**Exercise**.
Collect each line of the entries that holds the string "time".

Extracted data entries
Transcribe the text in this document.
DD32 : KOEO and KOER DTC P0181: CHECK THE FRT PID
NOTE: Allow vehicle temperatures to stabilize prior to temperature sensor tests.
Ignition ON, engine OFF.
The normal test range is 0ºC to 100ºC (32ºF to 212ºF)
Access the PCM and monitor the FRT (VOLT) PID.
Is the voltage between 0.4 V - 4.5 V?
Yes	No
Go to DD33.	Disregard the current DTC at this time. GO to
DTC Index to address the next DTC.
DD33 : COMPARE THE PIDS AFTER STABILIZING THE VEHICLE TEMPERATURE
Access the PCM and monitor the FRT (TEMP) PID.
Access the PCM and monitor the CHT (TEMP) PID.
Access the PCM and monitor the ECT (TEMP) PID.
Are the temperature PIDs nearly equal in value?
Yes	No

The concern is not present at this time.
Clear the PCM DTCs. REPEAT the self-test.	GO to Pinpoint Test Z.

**Complete answer**.
Go to DD33.	Disregard the current DTC at this time. GO to
The concern is not present at this time.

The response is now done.